◆ **Material for this task**:
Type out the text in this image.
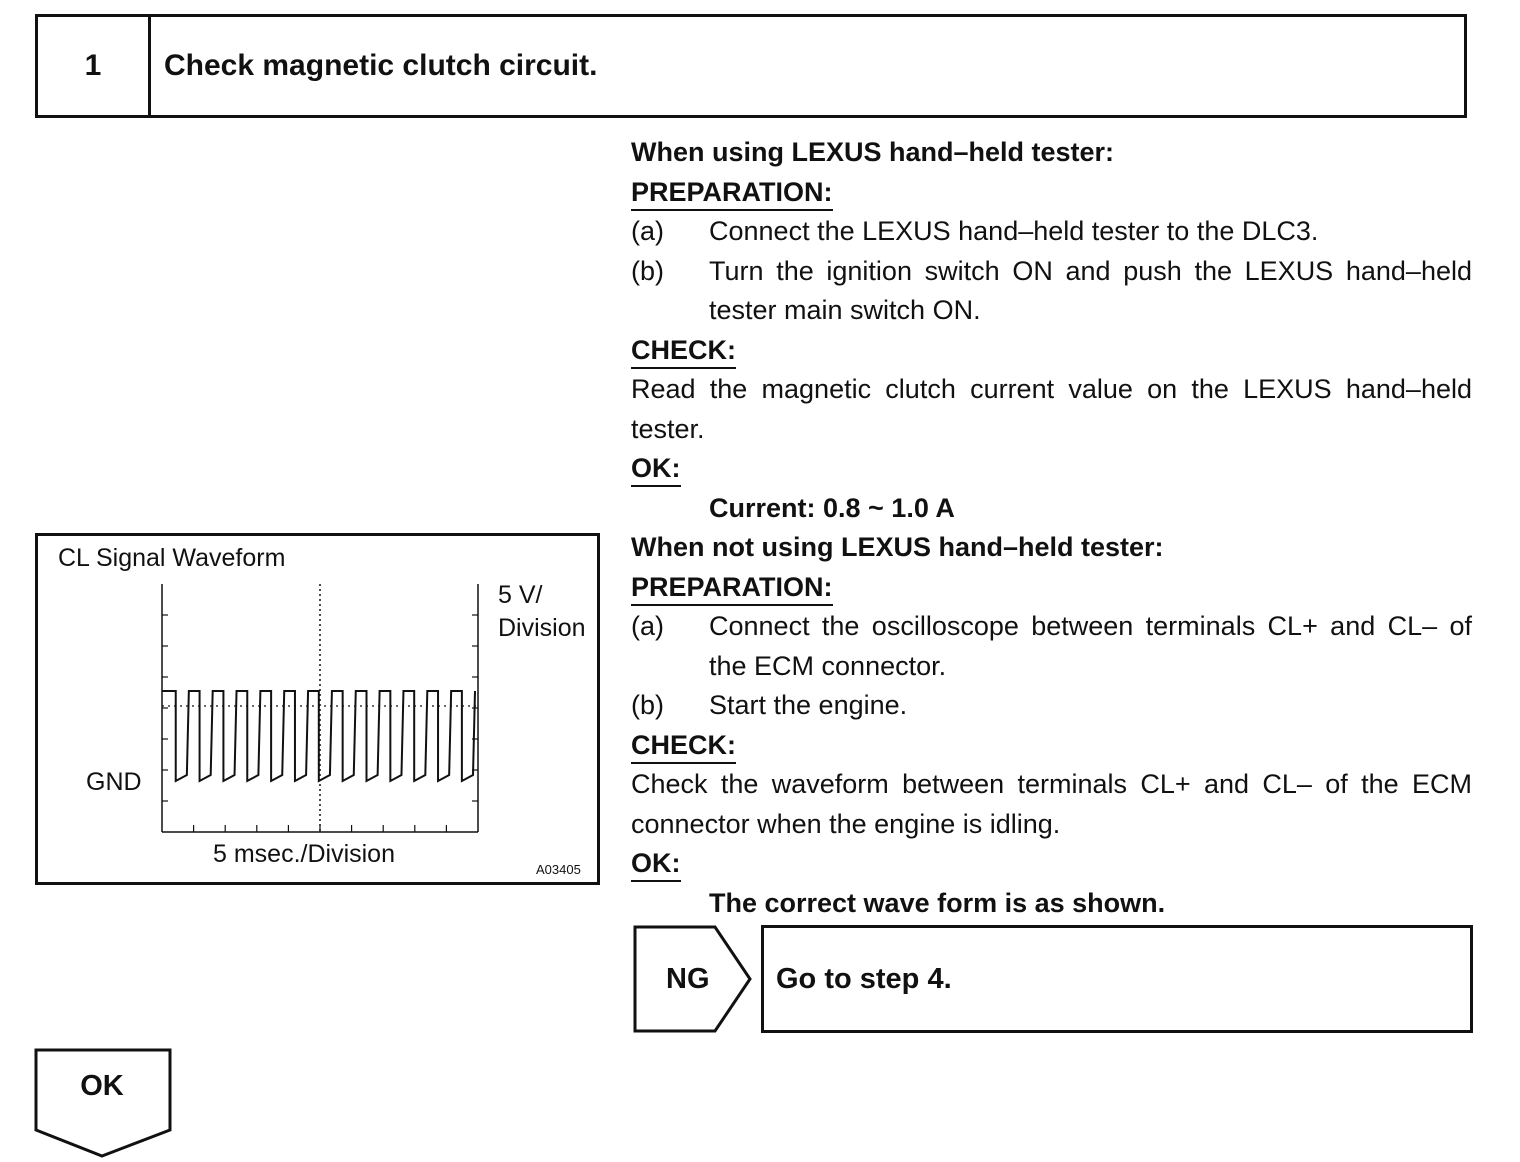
1	Check magnetic clutch circuit.

When using LEXUS hand–held tester:

PREPARATION:
(a)	Connect the LEXUS hand–held tester to the DLC3.
(b)	Turn the ignition switch ON and push the LEXUS hand–held tester main switch ON.
CHECK:

Read the magnetic clutch current value on the LEXUS hand–held tester.

OK:

Current: 0.8 ~ 1.0 A

When not using LEXUS hand–held tester:

PREPARATION:
(a)	Connect the oscilloscope between terminals CL+ and CL– of the ECM connector.
(b)	Start the engine.
CHECK:

Check the waveform between terminals CL+ and CL– of the ECM connector when the engine is idling.

OK:

The correct wave form is as shown.

CL Signal Waveform
5 V/
Division
GND
5 msec./Division
A03405
NG Go to step 4.
OK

◆ **Task goal**:
Exclude the images, then output the data above word for word.

◆ **Finished answer**:
Type out the text in this image.
1	Check magnetic clutch circuit.

When using LEXUS hand–held tester:

PREPARATION:
(a)	Connect the LEXUS hand–held tester to the DLC3.
(b)	Turn the ignition switch ON and push the LEXUS hand–held tester main switch ON.
CHECK:

Read the magnetic clutch current value on the LEXUS hand–held tester.

OK:

Current: 0.8 ~ 1.0 A

When not using LEXUS hand–held tester:

PREPARATION:
(a)	Connect the oscilloscope between terminals CL+ and CL– of the ECM connector.
(b)	Start the engine.
CHECK:

Check the waveform between terminals CL+ and CL– of the ECM connector when the engine is idling.

OK:

The correct wave form is as shown.

CL Signal Waveform
5 V/
Division
GND
5 msec./Division
A03405
NG Go to step 4.
OK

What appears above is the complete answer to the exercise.